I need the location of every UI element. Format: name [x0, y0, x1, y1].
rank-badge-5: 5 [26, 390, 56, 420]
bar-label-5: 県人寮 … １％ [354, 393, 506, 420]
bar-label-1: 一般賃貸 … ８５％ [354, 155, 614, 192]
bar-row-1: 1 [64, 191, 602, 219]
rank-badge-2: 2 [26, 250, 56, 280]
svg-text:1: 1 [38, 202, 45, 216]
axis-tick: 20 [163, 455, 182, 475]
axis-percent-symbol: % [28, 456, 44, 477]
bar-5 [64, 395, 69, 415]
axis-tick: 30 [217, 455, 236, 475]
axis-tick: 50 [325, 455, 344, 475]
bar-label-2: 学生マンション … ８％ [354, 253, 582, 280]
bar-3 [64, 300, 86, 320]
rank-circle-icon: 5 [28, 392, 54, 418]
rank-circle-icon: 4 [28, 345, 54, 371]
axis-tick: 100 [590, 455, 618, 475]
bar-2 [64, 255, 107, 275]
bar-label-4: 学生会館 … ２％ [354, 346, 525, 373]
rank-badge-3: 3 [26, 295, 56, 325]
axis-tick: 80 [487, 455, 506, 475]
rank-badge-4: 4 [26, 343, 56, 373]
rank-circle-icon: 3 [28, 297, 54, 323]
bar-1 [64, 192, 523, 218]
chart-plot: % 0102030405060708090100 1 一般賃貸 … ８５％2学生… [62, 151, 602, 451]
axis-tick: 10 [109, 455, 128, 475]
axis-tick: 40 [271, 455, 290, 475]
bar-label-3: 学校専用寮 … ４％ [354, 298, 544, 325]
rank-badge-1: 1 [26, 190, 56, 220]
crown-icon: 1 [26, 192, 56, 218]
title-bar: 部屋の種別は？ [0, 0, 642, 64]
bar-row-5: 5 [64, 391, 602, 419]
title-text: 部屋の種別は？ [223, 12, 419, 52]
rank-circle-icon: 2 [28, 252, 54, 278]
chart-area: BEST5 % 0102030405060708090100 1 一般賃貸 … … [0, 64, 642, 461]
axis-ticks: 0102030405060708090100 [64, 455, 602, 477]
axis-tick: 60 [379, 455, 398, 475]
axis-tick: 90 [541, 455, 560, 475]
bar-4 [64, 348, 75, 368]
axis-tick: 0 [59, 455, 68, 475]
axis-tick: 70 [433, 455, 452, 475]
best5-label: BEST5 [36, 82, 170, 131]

» **What you need to do**:
Could you extract every line of the data above and reproduce each one verbatim?

» **Full output**:
I need the location of every UI element. Format: name [x0, y0, x1, y1].
rank-badge-5: 5 [26, 390, 56, 420]
bar-label-5: 県人寮 … １％ [354, 393, 506, 420]
bar-label-1: 一般賃貸 … ８５％ [354, 155, 614, 192]
bar-row-1: 1 [64, 191, 602, 219]
rank-badge-2: 2 [26, 250, 56, 280]
svg-text:1: 1 [38, 202, 45, 216]
axis-tick: 20 [163, 455, 182, 475]
axis-percent-symbol: % [28, 456, 44, 477]
bar-5 [64, 395, 69, 415]
axis-tick: 30 [217, 455, 236, 475]
axis-tick: 50 [325, 455, 344, 475]
bar-label-2: 学生マンション … ８％ [354, 253, 582, 280]
bar-3 [64, 300, 86, 320]
rank-circle-icon: 5 [28, 392, 54, 418]
rank-circle-icon: 4 [28, 345, 54, 371]
axis-tick: 100 [590, 455, 618, 475]
bar-2 [64, 255, 107, 275]
bar-label-4: 学生会館 … ２％ [354, 346, 525, 373]
rank-badge-3: 3 [26, 295, 56, 325]
axis-tick: 80 [487, 455, 506, 475]
rank-badge-4: 4 [26, 343, 56, 373]
rank-circle-icon: 3 [28, 297, 54, 323]
bar-1 [64, 192, 523, 218]
chart-plot: % 0102030405060708090100 1 一般賃貸 … ８５％2学生… [62, 151, 602, 451]
axis-tick: 10 [109, 455, 128, 475]
axis-tick: 40 [271, 455, 290, 475]
bar-label-3: 学校専用寮 … ４％ [354, 298, 544, 325]
rank-badge-1: 1 [26, 190, 56, 220]
crown-icon: 1 [26, 192, 56, 218]
title-bar: 部屋の種別は？ [0, 0, 642, 64]
bar-row-5: 5 [64, 391, 602, 419]
title-text: 部屋の種別は？ [223, 12, 419, 52]
rank-circle-icon: 2 [28, 252, 54, 278]
chart-area: BEST5 % 0102030405060708090100 1 一般賃貸 … … [0, 64, 642, 461]
axis-ticks: 0102030405060708090100 [64, 455, 602, 477]
axis-tick: 60 [379, 455, 398, 475]
axis-tick: 90 [541, 455, 560, 475]
bar-4 [64, 348, 75, 368]
axis-tick: 0 [59, 455, 68, 475]
axis-tick: 70 [433, 455, 452, 475]
best5-label: BEST5 [36, 82, 170, 131]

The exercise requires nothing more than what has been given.